(Rows from a dataset)
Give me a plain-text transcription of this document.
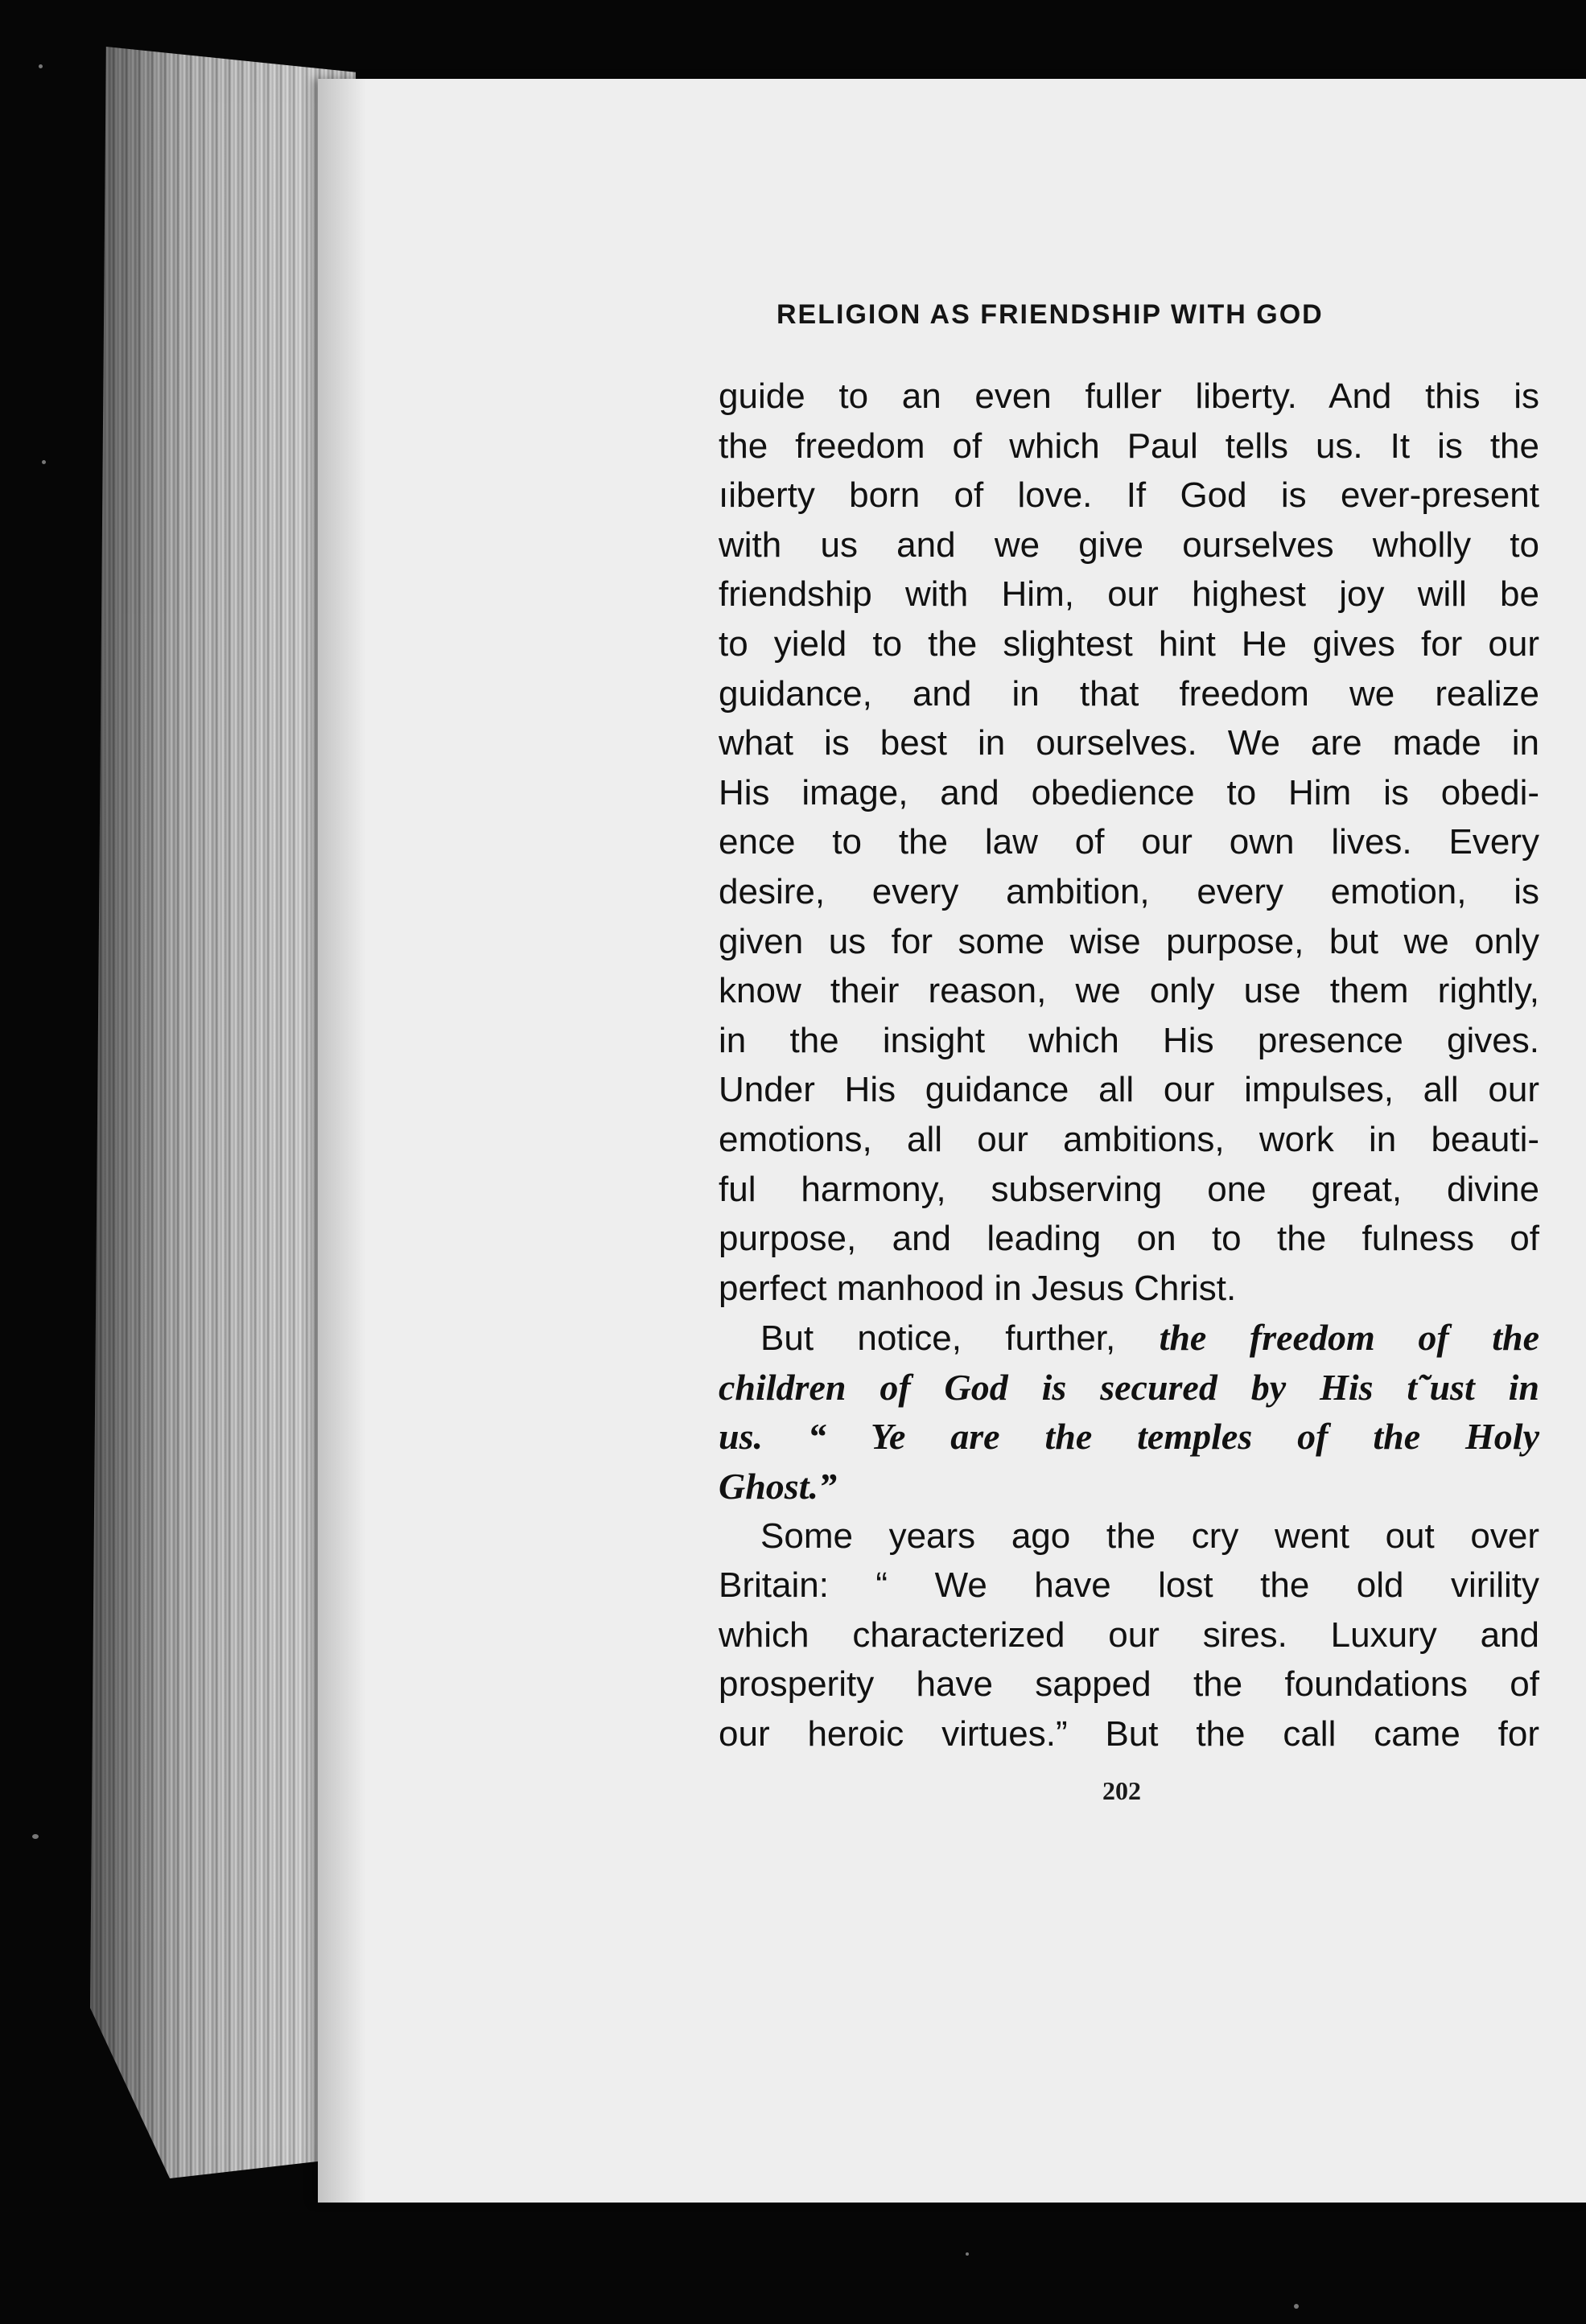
RELIGION AS FRIENDSHIP WITH GOD
guide to an even fuller liberty. And this is
the freedom of which Paul tells us. It is the
ıiberty born of love. If God is ever-present
with us and we give ourselves wholly to
friendship with Him, our highest joy will be
to yield to the slightest hint He gives for our
guidance, and in that freedom we realize
what is best in ourselves. We are made in
His image, and obedience to Him is obedi-
ence to the law of our own lives. Every
desire, every ambition, every emotion, is
given us for some wise purpose, but we only
know their reason, we only use them rightly,
in the insight which His presence gives.
Under His guidance all our impulses, all our
emotions, all our ambitions, work in beauti-
ful harmony, subserving one great, divine
purpose, and leading on to the fulness of
perfect manhood in Jesus Christ.
But notice, further, the freedom of the
children of God is secured by His t˜ust in
us. “ Ye are the temples of the Holy
Ghost.”
Some years ago the cry went out over
Britain: “ We have lost the old virility
which characterized our sires. Luxury and
prosperity have sapped the foundations of
our heroic virtues.” But the call came for
202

STATED GOAL: An exact transcription of all the entries is required, without the pictures.

RESPONSE FOR THIS EXERCISE:
Give me a plain-text transcription of this document.
RELIGION AS FRIENDSHIP WITH GOD
guide to an even fuller liberty. And this is
the freedom of which Paul tells us. It is the
ıiberty born of love. If God is ever-present
with us and we give ourselves wholly to
friendship with Him, our highest joy will be
to yield to the slightest hint He gives for our
guidance, and in that freedom we realize
what is best in ourselves. We are made in
His image, and obedience to Him is obedi-
ence to the law of our own lives. Every
desire, every ambition, every emotion, is
given us for some wise purpose, but we only
know their reason, we only use them rightly,
in the insight which His presence gives.
Under His guidance all our impulses, all our
emotions, all our ambitions, work in beauti-
ful harmony, subserving one great, divine
purpose, and leading on to the fulness of
perfect manhood in Jesus Christ.
But notice, further, the freedom of the
children of God is secured by His t˜ust in
us. “ Ye are the temples of the Holy
Ghost.”
Some years ago the cry went out over
Britain: “ We have lost the old virility
which characterized our sires. Luxury and
prosperity have sapped the foundations of
our heroic virtues.” But the call came for
202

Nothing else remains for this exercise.